Without skipping anything, write out each record below exactly.

Dataset records:
--- begin ---

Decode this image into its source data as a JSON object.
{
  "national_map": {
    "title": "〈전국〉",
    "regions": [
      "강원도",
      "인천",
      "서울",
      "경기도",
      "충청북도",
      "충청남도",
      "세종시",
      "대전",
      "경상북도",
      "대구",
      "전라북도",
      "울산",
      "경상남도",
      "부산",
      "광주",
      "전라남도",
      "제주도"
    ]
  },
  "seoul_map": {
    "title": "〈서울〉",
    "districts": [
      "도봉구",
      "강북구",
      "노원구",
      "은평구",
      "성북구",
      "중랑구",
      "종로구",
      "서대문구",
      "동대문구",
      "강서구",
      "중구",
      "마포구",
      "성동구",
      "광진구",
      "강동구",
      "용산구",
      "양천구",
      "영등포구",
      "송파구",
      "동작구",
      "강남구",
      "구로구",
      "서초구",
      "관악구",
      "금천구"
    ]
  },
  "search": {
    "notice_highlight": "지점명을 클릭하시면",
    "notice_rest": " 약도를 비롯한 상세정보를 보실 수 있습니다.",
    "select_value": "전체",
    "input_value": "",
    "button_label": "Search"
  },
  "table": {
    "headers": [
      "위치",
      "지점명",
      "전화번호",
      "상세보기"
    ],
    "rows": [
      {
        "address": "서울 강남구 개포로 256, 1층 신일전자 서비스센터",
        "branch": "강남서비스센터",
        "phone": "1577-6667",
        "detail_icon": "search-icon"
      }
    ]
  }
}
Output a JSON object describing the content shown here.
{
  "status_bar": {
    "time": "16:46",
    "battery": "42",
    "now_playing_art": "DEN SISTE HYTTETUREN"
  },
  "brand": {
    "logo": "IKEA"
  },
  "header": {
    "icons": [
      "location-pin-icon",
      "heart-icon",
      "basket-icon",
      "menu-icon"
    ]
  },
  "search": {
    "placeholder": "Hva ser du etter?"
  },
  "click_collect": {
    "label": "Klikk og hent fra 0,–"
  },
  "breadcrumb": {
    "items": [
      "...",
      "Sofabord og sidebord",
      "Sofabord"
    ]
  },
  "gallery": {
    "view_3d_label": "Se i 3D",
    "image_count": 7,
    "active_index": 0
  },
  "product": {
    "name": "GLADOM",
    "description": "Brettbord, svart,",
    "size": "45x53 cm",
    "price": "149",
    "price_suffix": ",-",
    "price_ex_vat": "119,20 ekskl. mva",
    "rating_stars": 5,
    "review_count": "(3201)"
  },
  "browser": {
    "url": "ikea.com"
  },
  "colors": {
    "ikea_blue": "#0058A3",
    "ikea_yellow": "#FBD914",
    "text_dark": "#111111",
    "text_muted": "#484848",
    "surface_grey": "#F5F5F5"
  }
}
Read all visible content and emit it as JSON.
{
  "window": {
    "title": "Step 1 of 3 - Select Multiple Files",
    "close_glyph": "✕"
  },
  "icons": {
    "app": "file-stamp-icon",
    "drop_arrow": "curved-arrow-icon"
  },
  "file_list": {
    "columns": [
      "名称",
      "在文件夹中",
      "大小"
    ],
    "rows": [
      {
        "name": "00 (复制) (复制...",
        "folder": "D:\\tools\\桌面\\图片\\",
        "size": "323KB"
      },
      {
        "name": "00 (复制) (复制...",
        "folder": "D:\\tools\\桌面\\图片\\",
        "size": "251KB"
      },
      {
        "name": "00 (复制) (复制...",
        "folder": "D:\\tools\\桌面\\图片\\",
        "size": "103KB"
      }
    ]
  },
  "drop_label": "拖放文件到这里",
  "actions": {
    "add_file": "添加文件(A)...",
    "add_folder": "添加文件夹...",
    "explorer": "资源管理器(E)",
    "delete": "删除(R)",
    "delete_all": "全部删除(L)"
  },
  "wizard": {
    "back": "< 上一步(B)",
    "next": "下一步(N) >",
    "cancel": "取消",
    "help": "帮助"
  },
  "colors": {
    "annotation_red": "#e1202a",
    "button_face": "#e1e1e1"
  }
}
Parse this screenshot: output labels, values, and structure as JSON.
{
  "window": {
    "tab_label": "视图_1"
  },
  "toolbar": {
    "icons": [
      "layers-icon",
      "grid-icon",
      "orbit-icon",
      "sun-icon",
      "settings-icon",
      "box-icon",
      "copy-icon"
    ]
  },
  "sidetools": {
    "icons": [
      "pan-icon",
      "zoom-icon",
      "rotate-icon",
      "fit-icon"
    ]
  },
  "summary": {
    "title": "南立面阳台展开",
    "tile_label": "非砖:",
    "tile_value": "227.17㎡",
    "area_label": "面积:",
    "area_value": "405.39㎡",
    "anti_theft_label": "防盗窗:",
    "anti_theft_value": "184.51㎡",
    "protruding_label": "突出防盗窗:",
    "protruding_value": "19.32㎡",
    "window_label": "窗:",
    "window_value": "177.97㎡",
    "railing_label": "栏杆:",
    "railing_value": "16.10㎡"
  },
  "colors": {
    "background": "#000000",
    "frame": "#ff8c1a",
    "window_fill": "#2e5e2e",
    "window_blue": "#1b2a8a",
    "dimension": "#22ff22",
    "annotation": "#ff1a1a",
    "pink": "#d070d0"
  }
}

--- end ---

- EXERCISE RESULT
Decode this image into its source data as a JSON object.
{
  "national_map": {
    "title": "〈전국〉",
    "regions": [
      "강원도",
      "인천",
      "서울",
      "경기도",
      "충청북도",
      "충청남도",
      "세종시",
      "대전",
      "경상북도",
      "대구",
      "전라북도",
      "울산",
      "경상남도",
      "부산",
      "광주",
      "전라남도",
      "제주도"
    ]
  },
  "seoul_map": {
    "title": "〈서울〉",
    "districts": [
      "도봉구",
      "강북구",
      "노원구",
      "은평구",
      "성북구",
      "중랑구",
      "종로구",
      "서대문구",
      "동대문구",
      "강서구",
      "중구",
      "마포구",
      "성동구",
      "광진구",
      "강동구",
      "용산구",
      "양천구",
      "영등포구",
      "송파구",
      "동작구",
      "강남구",
      "구로구",
      "서초구",
      "관악구",
      "금천구"
    ]
  },
  "search": {
    "notice_highlight": "지점명을 클릭하시면",
    "notice_rest": " 약도를 비롯한 상세정보를 보실 수 있습니다.",
    "select_value": "전체",
    "input_value": "",
    "button_label": "Search"
  },
  "table": {
    "headers": [
      "위치",
      "지점명",
      "전화번호",
      "상세보기"
    ],
    "rows": [
      {
        "address": "서울 강남구 개포로 256, 1층 신일전자 서비스센터",
        "branch": "강남서비스센터",
        "phone": "1577-6667",
        "detail_icon": "search-icon"
      }
    ]
  }
}
Output a JSON object describing the content shown here.
{
  "status_bar": {
    "time": "16:46",
    "battery": "42",
    "now_playing_art": "DEN SISTE HYTTETUREN"
  },
  "brand": {
    "logo": "IKEA"
  },
  "header": {
    "icons": [
      "location-pin-icon",
      "heart-icon",
      "basket-icon",
      "menu-icon"
    ]
  },
  "search": {
    "placeholder": "Hva ser du etter?"
  },
  "click_collect": {
    "label": "Klikk og hent fra 0,–"
  },
  "breadcrumb": {
    "items": [
      "...",
      "Sofabord og sidebord",
      "Sofabord"
    ]
  },
  "gallery": {
    "view_3d_label": "Se i 3D",
    "image_count": 7,
    "active_index": 0
  },
  "product": {
    "name": "GLADOM",
    "description": "Brettbord, svart,",
    "size": "45x53 cm",
    "price": "149",
    "price_suffix": ",-",
    "price_ex_vat": "119,20 ekskl. mva",
    "rating_stars": 5,
    "review_count": "(3201)"
  },
  "browser": {
    "url": "ikea.com"
  },
  "colors": {
    "ikea_blue": "#0058A3",
    "ikea_yellow": "#FBD914",
    "text_dark": "#111111",
    "text_muted": "#484848",
    "surface_grey": "#F5F5F5"
  }
}
Read all visible content and emit it as JSON.
{
  "window": {
    "title": "Step 1 of 3 - Select Multiple Files",
    "close_glyph": "✕"
  },
  "icons": {
    "app": "file-stamp-icon",
    "drop_arrow": "curved-arrow-icon"
  },
  "file_list": {
    "columns": [
      "名称",
      "在文件夹中",
      "大小"
    ],
    "rows": [
      {
        "name": "00 (复制) (复制...",
        "folder": "D:\\tools\\桌面\\图片\\",
        "size": "323KB"
      },
      {
        "name": "00 (复制) (复制...",
        "folder": "D:\\tools\\桌面\\图片\\",
        "size": "251KB"
      },
      {
        "name": "00 (复制) (复制...",
        "folder": "D:\\tools\\桌面\\图片\\",
        "size": "103KB"
      }
    ]
  },
  "drop_label": "拖放文件到这里",
  "actions": {
    "add_file": "添加文件(A)...",
    "add_folder": "添加文件夹...",
    "explorer": "资源管理器(E)",
    "delete": "删除(R)",
    "delete_all": "全部删除(L)"
  },
  "wizard": {
    "back": "< 上一步(B)",
    "next": "下一步(N) >",
    "cancel": "取消",
    "help": "帮助"
  },
  "colors": {
    "annotation_red": "#e1202a",
    "button_face": "#e1e1e1"
  }
}
Parse this screenshot: output labels, values, and structure as JSON.
{
  "window": {
    "tab_label": "视图_1"
  },
  "toolbar": {
    "icons": [
      "layers-icon",
      "grid-icon",
      "orbit-icon",
      "sun-icon",
      "settings-icon",
      "box-icon",
      "copy-icon"
    ]
  },
  "sidetools": {
    "icons": [
      "pan-icon",
      "zoom-icon",
      "rotate-icon",
      "fit-icon"
    ]
  },
  "summary": {
    "title": "南立面阳台展开",
    "tile_label": "非砖:",
    "tile_value": "227.17㎡",
    "area_label": "面积:",
    "area_value": "405.39㎡",
    "anti_theft_label": "防盗窗:",
    "anti_theft_value": "184.51㎡",
    "protruding_label": "突出防盗窗:",
    "protruding_value": "19.32㎡",
    "window_label": "窗:",
    "window_value": "177.97㎡",
    "railing_label": "栏杆:",
    "railing_value": "16.10㎡"
  },
  "colors": {
    "background": "#000000",
    "frame": "#ff8c1a",
    "window_fill": "#2e5e2e",
    "window_blue": "#1b2a8a",
    "dimension": "#22ff22",
    "annotation": "#ff1a1a",
    "pink": "#d070d0"
  }
}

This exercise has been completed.